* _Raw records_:
-*-

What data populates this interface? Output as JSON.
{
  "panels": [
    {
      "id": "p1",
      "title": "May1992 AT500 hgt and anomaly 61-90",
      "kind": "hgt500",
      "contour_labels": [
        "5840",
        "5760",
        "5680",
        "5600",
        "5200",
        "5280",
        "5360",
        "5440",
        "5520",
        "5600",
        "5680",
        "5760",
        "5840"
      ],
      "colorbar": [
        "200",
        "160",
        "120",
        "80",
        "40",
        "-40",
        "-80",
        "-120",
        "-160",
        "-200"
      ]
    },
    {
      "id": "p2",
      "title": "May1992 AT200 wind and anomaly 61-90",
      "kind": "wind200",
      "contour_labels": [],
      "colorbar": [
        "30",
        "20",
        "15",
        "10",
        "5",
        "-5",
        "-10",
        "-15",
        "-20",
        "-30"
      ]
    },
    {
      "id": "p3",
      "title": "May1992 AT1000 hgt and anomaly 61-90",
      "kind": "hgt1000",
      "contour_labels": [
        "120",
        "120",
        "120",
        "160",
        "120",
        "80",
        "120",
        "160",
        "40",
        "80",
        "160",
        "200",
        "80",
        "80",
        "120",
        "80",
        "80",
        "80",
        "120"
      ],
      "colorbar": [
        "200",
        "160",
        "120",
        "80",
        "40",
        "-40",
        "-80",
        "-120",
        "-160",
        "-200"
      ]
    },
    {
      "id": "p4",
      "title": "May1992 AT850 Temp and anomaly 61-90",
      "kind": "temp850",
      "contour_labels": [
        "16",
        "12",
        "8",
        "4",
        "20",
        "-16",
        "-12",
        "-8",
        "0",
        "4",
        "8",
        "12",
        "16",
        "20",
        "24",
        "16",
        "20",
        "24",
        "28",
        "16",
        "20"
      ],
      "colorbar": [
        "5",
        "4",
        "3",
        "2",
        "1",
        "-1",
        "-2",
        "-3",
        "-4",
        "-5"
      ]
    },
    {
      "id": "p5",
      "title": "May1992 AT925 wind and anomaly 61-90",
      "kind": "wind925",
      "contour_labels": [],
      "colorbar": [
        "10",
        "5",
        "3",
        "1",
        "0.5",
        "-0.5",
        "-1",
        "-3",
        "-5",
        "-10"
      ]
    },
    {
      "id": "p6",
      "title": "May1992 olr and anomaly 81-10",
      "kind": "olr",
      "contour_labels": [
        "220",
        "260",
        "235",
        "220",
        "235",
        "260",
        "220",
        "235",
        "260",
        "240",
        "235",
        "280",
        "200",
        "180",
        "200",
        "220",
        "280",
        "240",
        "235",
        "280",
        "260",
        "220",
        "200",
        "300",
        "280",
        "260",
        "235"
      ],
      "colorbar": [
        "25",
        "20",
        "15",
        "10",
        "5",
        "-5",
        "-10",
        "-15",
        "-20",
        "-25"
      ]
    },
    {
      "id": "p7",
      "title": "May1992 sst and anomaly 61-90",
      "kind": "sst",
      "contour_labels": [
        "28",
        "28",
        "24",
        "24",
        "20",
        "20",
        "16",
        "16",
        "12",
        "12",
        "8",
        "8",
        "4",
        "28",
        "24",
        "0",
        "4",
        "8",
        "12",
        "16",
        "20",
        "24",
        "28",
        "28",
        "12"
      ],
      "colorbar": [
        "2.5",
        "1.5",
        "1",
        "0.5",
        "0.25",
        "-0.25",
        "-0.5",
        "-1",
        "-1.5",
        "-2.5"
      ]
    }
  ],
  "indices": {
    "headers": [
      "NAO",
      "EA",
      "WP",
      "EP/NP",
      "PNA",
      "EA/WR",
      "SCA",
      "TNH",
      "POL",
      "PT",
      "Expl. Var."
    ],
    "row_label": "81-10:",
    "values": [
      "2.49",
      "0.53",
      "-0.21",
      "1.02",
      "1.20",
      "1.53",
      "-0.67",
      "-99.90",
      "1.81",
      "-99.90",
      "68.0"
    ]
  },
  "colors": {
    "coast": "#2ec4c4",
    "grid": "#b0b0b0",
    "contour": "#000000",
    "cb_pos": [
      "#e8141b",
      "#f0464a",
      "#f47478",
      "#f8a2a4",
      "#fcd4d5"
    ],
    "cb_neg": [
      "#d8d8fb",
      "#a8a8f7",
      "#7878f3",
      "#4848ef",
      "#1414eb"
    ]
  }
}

-*-

Every line above that contains the word "anomaly" should be reported.

      "title": "May1992 AT500 hgt and anomaly 61-90",
      "title": "May1992 AT200 wind and anomaly 61-90",
      "title": "May1992 AT1000 hgt and anomaly 61-90",
      "title": "May1992 AT850 Temp and anomaly 61-90",
      "title": "May1992 AT925 wind and anomaly 61-90",
      "title": "May1992 olr and anomaly 81-10",
      "title": "May1992 sst and anomaly 61-90",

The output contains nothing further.